Would you write out all of the entries below, exactly as they stand?

--------------------

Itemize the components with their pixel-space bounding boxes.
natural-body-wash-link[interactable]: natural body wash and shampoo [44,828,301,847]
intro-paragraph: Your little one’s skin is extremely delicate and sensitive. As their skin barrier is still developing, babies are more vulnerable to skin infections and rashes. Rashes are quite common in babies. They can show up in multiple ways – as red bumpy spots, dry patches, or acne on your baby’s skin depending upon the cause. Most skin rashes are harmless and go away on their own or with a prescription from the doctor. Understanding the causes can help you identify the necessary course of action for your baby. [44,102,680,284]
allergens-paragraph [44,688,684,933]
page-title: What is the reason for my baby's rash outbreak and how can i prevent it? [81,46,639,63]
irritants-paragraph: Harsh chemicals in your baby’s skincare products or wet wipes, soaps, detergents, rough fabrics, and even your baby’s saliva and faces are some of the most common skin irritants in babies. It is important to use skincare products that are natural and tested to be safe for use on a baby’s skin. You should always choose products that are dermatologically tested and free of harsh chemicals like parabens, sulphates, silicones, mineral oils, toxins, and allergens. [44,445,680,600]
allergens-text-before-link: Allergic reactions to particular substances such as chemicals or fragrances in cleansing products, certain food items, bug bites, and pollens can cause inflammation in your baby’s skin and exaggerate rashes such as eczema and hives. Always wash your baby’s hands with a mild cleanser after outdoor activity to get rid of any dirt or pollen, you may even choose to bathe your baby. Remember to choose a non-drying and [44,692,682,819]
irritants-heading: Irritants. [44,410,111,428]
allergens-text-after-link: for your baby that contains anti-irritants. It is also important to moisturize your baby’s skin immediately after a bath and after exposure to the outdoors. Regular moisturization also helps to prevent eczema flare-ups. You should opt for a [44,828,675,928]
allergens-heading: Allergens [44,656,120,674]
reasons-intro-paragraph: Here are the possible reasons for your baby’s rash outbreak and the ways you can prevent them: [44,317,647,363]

--------------------

*COMPLETED TASK*:
Itemize the components with their pixel-space bounding boxes.
natural-body-wash-link[interactable]: natural body wash and shampoo [44,828,301,847]
intro-paragraph: Your little one’s skin is extremely delicate and sensitive. As their skin barrier is still developing, babies are more vulnerable to skin infections and rashes. Rashes are quite common in babies. They can show up in multiple ways – as red bumpy spots, dry patches, or acne on your baby’s skin depending upon the cause. Most skin rashes are harmless and go away on their own or with a prescription from the doctor. Understanding the causes can help you identify the necessary course of action for your baby. [44,102,680,284]
allergens-paragraph [44,688,684,933]
page-title: What is the reason for my baby's rash outbreak and how can i prevent it? [81,46,639,63]
irritants-paragraph: Harsh chemicals in your baby’s skincare products or wet wipes, soaps, detergents, rough fabrics, and even your baby’s saliva and faces are some of the most common skin irritants in babies. It is important to use skincare products that are natural and tested to be safe for use on a baby’s skin. You should always choose products that are dermatologically tested and free of harsh chemicals like parabens, sulphates, silicones, mineral oils, toxins, and allergens. [44,445,680,600]
allergens-text-before-link: Allergic reactions to particular substances such as chemicals or fragrances in cleansing products, certain food items, bug bites, and pollens can cause inflammation in your baby’s skin and exaggerate rashes such as eczema and hives. Always wash your baby’s hands with a mild cleanser after outdoor activity to get rid of any dirt or pollen, you may even choose to bathe your baby. Remember to choose a non-drying and [44,692,682,819]
irritants-heading: Irritants. [44,410,111,428]
allergens-text-after-link: for your baby that contains anti-irritants. It is also important to moisturize your baby’s skin immediately after a bath and after exposure to the outdoors. Regular moisturization also helps to prevent eczema flare-ups. You should opt for a [44,828,675,928]
allergens-heading: Allergens [44,656,120,674]
reasons-intro-paragraph: Here are the possible reasons for your baby’s rash outbreak and the ways you can prevent them: [44,317,647,363]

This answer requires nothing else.